## Data excerpts

---

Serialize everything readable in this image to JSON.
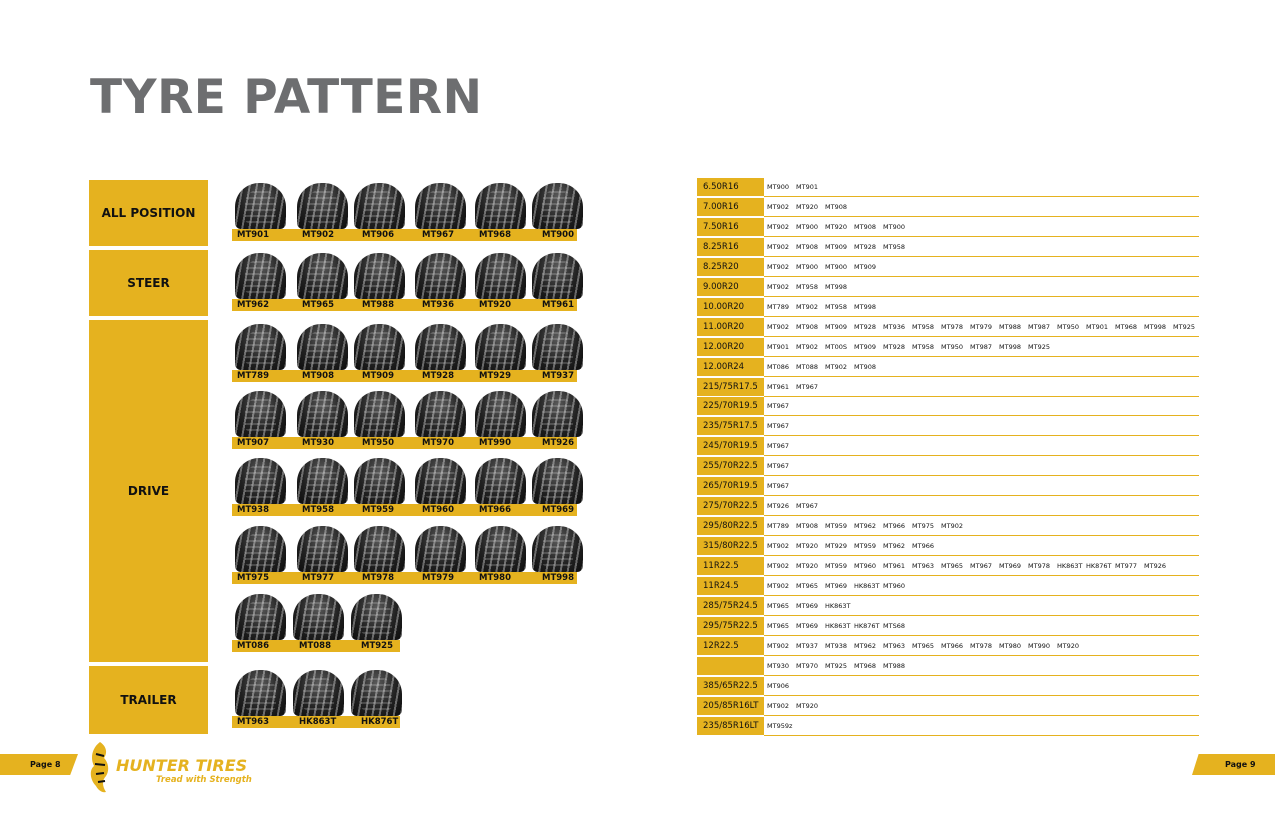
{
  "page_title": "TYRE PATTERN",
  "categories": [
    {
      "name": "ALL POSITION",
      "rows": [
        [
          "MT901",
          "MT902",
          "MT906",
          "MT967",
          "MT968",
          "MT900"
        ]
      ]
    },
    {
      "name": "STEER",
      "rows": [
        [
          "MT962",
          "MT965",
          "MT988",
          "MT936",
          "MT920",
          "MT961"
        ]
      ]
    },
    {
      "name": "DRIVE",
      "rows": [
        [
          "MT789",
          "MT908",
          "MT909",
          "MT928",
          "MT929",
          "MT937"
        ],
        [
          "MT907",
          "MT930",
          "MT950",
          "MT970",
          "MT990",
          "MT926"
        ],
        [
          "MT938",
          "MT958",
          "MT959",
          "MT960",
          "MT966",
          "MT969"
        ],
        [
          "MT975",
          "MT977",
          "MT978",
          "MT979",
          "MT980",
          "MT998"
        ],
        [
          "MT086",
          "MT088",
          "MT925"
        ]
      ]
    },
    {
      "name": "TRAILER",
      "rows": [
        [
          "MT963",
          "HK863T",
          "HK876T"
        ]
      ]
    }
  ],
  "size_table": [
    {
      "size": "6.50R16",
      "models": [
        "MT900",
        "MT901"
      ]
    },
    {
      "size": "7.00R16",
      "models": [
        "MT902",
        "MT920",
        "MT908"
      ]
    },
    {
      "size": "7.50R16",
      "models": [
        "MT902",
        "MT900",
        "MT920",
        "MT908",
        "MT900"
      ]
    },
    {
      "size": "8.25R16",
      "models": [
        "MT902",
        "MT908",
        "MT909",
        "MT928",
        "MT958"
      ]
    },
    {
      "size": "8.25R20",
      "models": [
        "MT902",
        "MT900",
        "MT900",
        "MT909"
      ]
    },
    {
      "size": "9.00R20",
      "models": [
        "MT902",
        "MT958",
        "MT998"
      ]
    },
    {
      "size": "10.00R20",
      "models": [
        "MT789",
        "MT902",
        "MT958",
        "MT998"
      ]
    },
    {
      "size": "11.00R20",
      "models": [
        "MT902",
        "MT908",
        "MT909",
        "MT928",
        "MT936",
        "MT958",
        "MT978",
        "MT979",
        "MT988",
        "MT987",
        "MT950",
        "MT901",
        "MT968",
        "MT998",
        "MT925"
      ]
    },
    {
      "size": "12.00R20",
      "models": [
        "MT901",
        "MT902",
        "MT00S",
        "MT909",
        "MT928",
        "MT958",
        "MT950",
        "MT987",
        "MT998",
        "MT925"
      ]
    },
    {
      "size": "12.00R24",
      "models": [
        "MT086",
        "MT088",
        "MT902",
        "MT908"
      ]
    },
    {
      "size": "215/75R17.5",
      "models": [
        "MT961",
        "MT967"
      ]
    },
    {
      "size": "225/70R19.5",
      "models": [
        "MT967"
      ]
    },
    {
      "size": "235/75R17.5",
      "models": [
        "MT967"
      ]
    },
    {
      "size": "245/70R19.5",
      "models": [
        "MT967"
      ]
    },
    {
      "size": "255/70R22.5",
      "models": [
        "MT967"
      ]
    },
    {
      "size": "265/70R19.5",
      "models": [
        "MT967"
      ]
    },
    {
      "size": "275/70R22.5",
      "models": [
        "MT926",
        "MT967"
      ]
    },
    {
      "size": "295/80R22.5",
      "models": [
        "MT789",
        "MT908",
        "MT959",
        "MT962",
        "MT966",
        "MT975",
        "MT902"
      ]
    },
    {
      "size": "315/80R22.5",
      "models": [
        "MT902",
        "MT920",
        "MT929",
        "MT959",
        "MT962",
        "MT966"
      ]
    },
    {
      "size": "11R22.5",
      "models": [
        "MT902",
        "MT920",
        "MT959",
        "MT960",
        "MT961",
        "MT963",
        "MT965",
        "MT967",
        "MT969",
        "MT978",
        "HK863T",
        "HK876T",
        "MT977",
        "MT926"
      ]
    },
    {
      "size": "11R24.5",
      "models": [
        "MT902",
        "MT965",
        "MT969",
        "HK863T",
        "MT960"
      ]
    },
    {
      "size": "285/75R24.5",
      "models": [
        "MT965",
        "MT969",
        "HK863T"
      ]
    },
    {
      "size": "295/75R22.5",
      "models": [
        "MT965",
        "MT969",
        "HK863T",
        "HK876T",
        "MTS68"
      ]
    },
    {
      "size": "12R22.5",
      "models": [
        "MT902",
        "MT937",
        "MT938",
        "MT962",
        "MT963",
        "MT965",
        "MT966",
        "MT978",
        "MT980",
        "MT990",
        "MT920"
      ]
    },
    {
      "size": "",
      "models": [
        "MT930",
        "MT970",
        "MT925",
        "MT968",
        "MT988"
      ]
    },
    {
      "size": "385/65R22.5",
      "models": [
        "MT906"
      ]
    },
    {
      "size": "205/85R16LT",
      "models": [
        "MT902",
        "MT920"
      ]
    },
    {
      "size": "235/85R16LT",
      "models": [
        "MT959z"
      ]
    }
  ],
  "footer": {
    "page_left": "Page 8",
    "page_right": "Page 9",
    "brand_name": "HUNTER TIRES",
    "tagline": "Tread with Strength",
    "icon": "tiger-icon"
  },
  "colors": {
    "accent": "#e5b21f",
    "title_gray": "#6d6e70",
    "text": "#111111"
  }
}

---

## Exercise directions
Write out each line of the data exactly; the images should be left out.

## Solution to the exercise
Serialize everything readable in this image to JSON.
{
  "page_title": "TYRE PATTERN",
  "categories": [
    {
      "name": "ALL POSITION",
      "rows": [
        [
          "MT901",
          "MT902",
          "MT906",
          "MT967",
          "MT968",
          "MT900"
        ]
      ]
    },
    {
      "name": "STEER",
      "rows": [
        [
          "MT962",
          "MT965",
          "MT988",
          "MT936",
          "MT920",
          "MT961"
        ]
      ]
    },
    {
      "name": "DRIVE",
      "rows": [
        [
          "MT789",
          "MT908",
          "MT909",
          "MT928",
          "MT929",
          "MT937"
        ],
        [
          "MT907",
          "MT930",
          "MT950",
          "MT970",
          "MT990",
          "MT926"
        ],
        [
          "MT938",
          "MT958",
          "MT959",
          "MT960",
          "MT966",
          "MT969"
        ],
        [
          "MT975",
          "MT977",
          "MT978",
          "MT979",
          "MT980",
          "MT998"
        ],
        [
          "MT086",
          "MT088",
          "MT925"
        ]
      ]
    },
    {
      "name": "TRAILER",
      "rows": [
        [
          "MT963",
          "HK863T",
          "HK876T"
        ]
      ]
    }
  ],
  "size_table": [
    {
      "size": "6.50R16",
      "models": [
        "MT900",
        "MT901"
      ]
    },
    {
      "size": "7.00R16",
      "models": [
        "MT902",
        "MT920",
        "MT908"
      ]
    },
    {
      "size": "7.50R16",
      "models": [
        "MT902",
        "MT900",
        "MT920",
        "MT908",
        "MT900"
      ]
    },
    {
      "size": "8.25R16",
      "models": [
        "MT902",
        "MT908",
        "MT909",
        "MT928",
        "MT958"
      ]
    },
    {
      "size": "8.25R20",
      "models": [
        "MT902",
        "MT900",
        "MT900",
        "MT909"
      ]
    },
    {
      "size": "9.00R20",
      "models": [
        "MT902",
        "MT958",
        "MT998"
      ]
    },
    {
      "size": "10.00R20",
      "models": [
        "MT789",
        "MT902",
        "MT958",
        "MT998"
      ]
    },
    {
      "size": "11.00R20",
      "models": [
        "MT902",
        "MT908",
        "MT909",
        "MT928",
        "MT936",
        "MT958",
        "MT978",
        "MT979",
        "MT988",
        "MT987",
        "MT950",
        "MT901",
        "MT968",
        "MT998",
        "MT925"
      ]
    },
    {
      "size": "12.00R20",
      "models": [
        "MT901",
        "MT902",
        "MT00S",
        "MT909",
        "MT928",
        "MT958",
        "MT950",
        "MT987",
        "MT998",
        "MT925"
      ]
    },
    {
      "size": "12.00R24",
      "models": [
        "MT086",
        "MT088",
        "MT902",
        "MT908"
      ]
    },
    {
      "size": "215/75R17.5",
      "models": [
        "MT961",
        "MT967"
      ]
    },
    {
      "size": "225/70R19.5",
      "models": [
        "MT967"
      ]
    },
    {
      "size": "235/75R17.5",
      "models": [
        "MT967"
      ]
    },
    {
      "size": "245/70R19.5",
      "models": [
        "MT967"
      ]
    },
    {
      "size": "255/70R22.5",
      "models": [
        "MT967"
      ]
    },
    {
      "size": "265/70R19.5",
      "models": [
        "MT967"
      ]
    },
    {
      "size": "275/70R22.5",
      "models": [
        "MT926",
        "MT967"
      ]
    },
    {
      "size": "295/80R22.5",
      "models": [
        "MT789",
        "MT908",
        "MT959",
        "MT962",
        "MT966",
        "MT975",
        "MT902"
      ]
    },
    {
      "size": "315/80R22.5",
      "models": [
        "MT902",
        "MT920",
        "MT929",
        "MT959",
        "MT962",
        "MT966"
      ]
    },
    {
      "size": "11R22.5",
      "models": [
        "MT902",
        "MT920",
        "MT959",
        "MT960",
        "MT961",
        "MT963",
        "MT965",
        "MT967",
        "MT969",
        "MT978",
        "HK863T",
        "HK876T",
        "MT977",
        "MT926"
      ]
    },
    {
      "size": "11R24.5",
      "models": [
        "MT902",
        "MT965",
        "MT969",
        "HK863T",
        "MT960"
      ]
    },
    {
      "size": "285/75R24.5",
      "models": [
        "MT965",
        "MT969",
        "HK863T"
      ]
    },
    {
      "size": "295/75R22.5",
      "models": [
        "MT965",
        "MT969",
        "HK863T",
        "HK876T",
        "MTS68"
      ]
    },
    {
      "size": "12R22.5",
      "models": [
        "MT902",
        "MT937",
        "MT938",
        "MT962",
        "MT963",
        "MT965",
        "MT966",
        "MT978",
        "MT980",
        "MT990",
        "MT920"
      ]
    },
    {
      "size": "",
      "models": [
        "MT930",
        "MT970",
        "MT925",
        "MT968",
        "MT988"
      ]
    },
    {
      "size": "385/65R22.5",
      "models": [
        "MT906"
      ]
    },
    {
      "size": "205/85R16LT",
      "models": [
        "MT902",
        "MT920"
      ]
    },
    {
      "size": "235/85R16LT",
      "models": [
        "MT959z"
      ]
    }
  ],
  "footer": {
    "page_left": "Page 8",
    "page_right": "Page 9",
    "brand_name": "HUNTER TIRES",
    "tagline": "Tread with Strength",
    "icon": "tiger-icon"
  },
  "colors": {
    "accent": "#e5b21f",
    "title_gray": "#6d6e70",
    "text": "#111111"
  }
}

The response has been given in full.